> [What the task requires]:
Transcribe the entries that follow, word for word.

Extracted records:
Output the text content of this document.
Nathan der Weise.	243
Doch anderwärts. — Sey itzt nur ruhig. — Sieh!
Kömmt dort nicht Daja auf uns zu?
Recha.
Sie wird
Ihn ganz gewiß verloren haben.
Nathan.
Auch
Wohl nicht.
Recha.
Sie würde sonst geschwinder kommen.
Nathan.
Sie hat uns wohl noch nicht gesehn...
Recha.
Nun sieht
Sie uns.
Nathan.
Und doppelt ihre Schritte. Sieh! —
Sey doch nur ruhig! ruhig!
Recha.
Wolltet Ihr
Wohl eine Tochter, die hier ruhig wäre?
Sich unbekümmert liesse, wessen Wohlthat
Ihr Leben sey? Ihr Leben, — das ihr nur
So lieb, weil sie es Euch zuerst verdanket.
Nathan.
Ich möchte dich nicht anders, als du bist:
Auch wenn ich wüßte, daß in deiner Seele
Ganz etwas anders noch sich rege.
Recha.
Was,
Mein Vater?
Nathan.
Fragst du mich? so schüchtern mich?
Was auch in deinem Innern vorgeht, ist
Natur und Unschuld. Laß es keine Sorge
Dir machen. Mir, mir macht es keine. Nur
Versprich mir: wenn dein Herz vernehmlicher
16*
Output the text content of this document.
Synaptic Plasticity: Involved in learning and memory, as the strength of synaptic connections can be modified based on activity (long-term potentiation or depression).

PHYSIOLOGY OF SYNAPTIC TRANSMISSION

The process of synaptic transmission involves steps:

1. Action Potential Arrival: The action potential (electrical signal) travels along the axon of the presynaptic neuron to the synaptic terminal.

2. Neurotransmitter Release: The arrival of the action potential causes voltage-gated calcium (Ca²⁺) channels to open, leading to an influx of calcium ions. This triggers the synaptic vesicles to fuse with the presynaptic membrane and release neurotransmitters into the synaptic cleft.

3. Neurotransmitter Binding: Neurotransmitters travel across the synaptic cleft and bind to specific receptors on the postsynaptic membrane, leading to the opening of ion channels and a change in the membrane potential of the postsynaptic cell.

> [Output]:
Output the text content of this document.
Nathan der Weise.	243
Doch anderwärts. — Sey itzt nur ruhig. — Sieh!
Kömmt dort nicht Daja auf uns zu?
Recha.
Sie wird
Ihn ganz gewiß verloren haben.
Nathan.
Auch
Wohl nicht.
Recha.
Sie würde sonst geschwinder kommen.
Nathan.
Sie hat uns wohl noch nicht gesehn...
Recha.
Nun sieht
Sie uns.
Nathan.
Und doppelt ihre Schritte. Sieh! —
Sey doch nur ruhig! ruhig!
Recha.
Wolltet Ihr
Wohl eine Tochter, die hier ruhig wäre?
Sich unbekümmert liesse, wessen Wohlthat
Ihr Leben sey? Ihr Leben, — das ihr nur
So lieb, weil sie es Euch zuerst verdanket.
Nathan.
Ich möchte dich nicht anders, als du bist:
Auch wenn ich wüßte, daß in deiner Seele
Ganz etwas anders noch sich rege.
Recha.
Was,
Mein Vater?
Nathan.
Fragst du mich? so schüchtern mich?
Was auch in deinem Innern vorgeht, ist
Natur und Unschuld. Laß es keine Sorge
Dir machen. Mir, mir macht es keine. Nur
Versprich mir: wenn dein Herz vernehmlicher
16*
Output the text content of this document.
Synaptic Plasticity: Involved in learning and memory, as the strength of synaptic connections can be modified based on activity (long-term potentiation or depression).

PHYSIOLOGY OF SYNAPTIC TRANSMISSION

The process of synaptic transmission involves steps:

1. Action Potential Arrival: The action potential (electrical signal) travels along the axon of the presynaptic neuron to the synaptic terminal.

2. Neurotransmitter Release: The arrival of the action potential causes voltage-gated calcium (Ca²⁺) channels to open, leading to an influx of calcium ions. This triggers the synaptic vesicles to fuse with the presynaptic membrane and release neurotransmitters into the synaptic cleft.

3. Neurotransmitter Binding: Neurotransmitters travel across the synaptic cleft and bind to specific receptors on the postsynaptic membrane, leading to the opening of ion channels and a change in the membrane potential of the postsynaptic cell.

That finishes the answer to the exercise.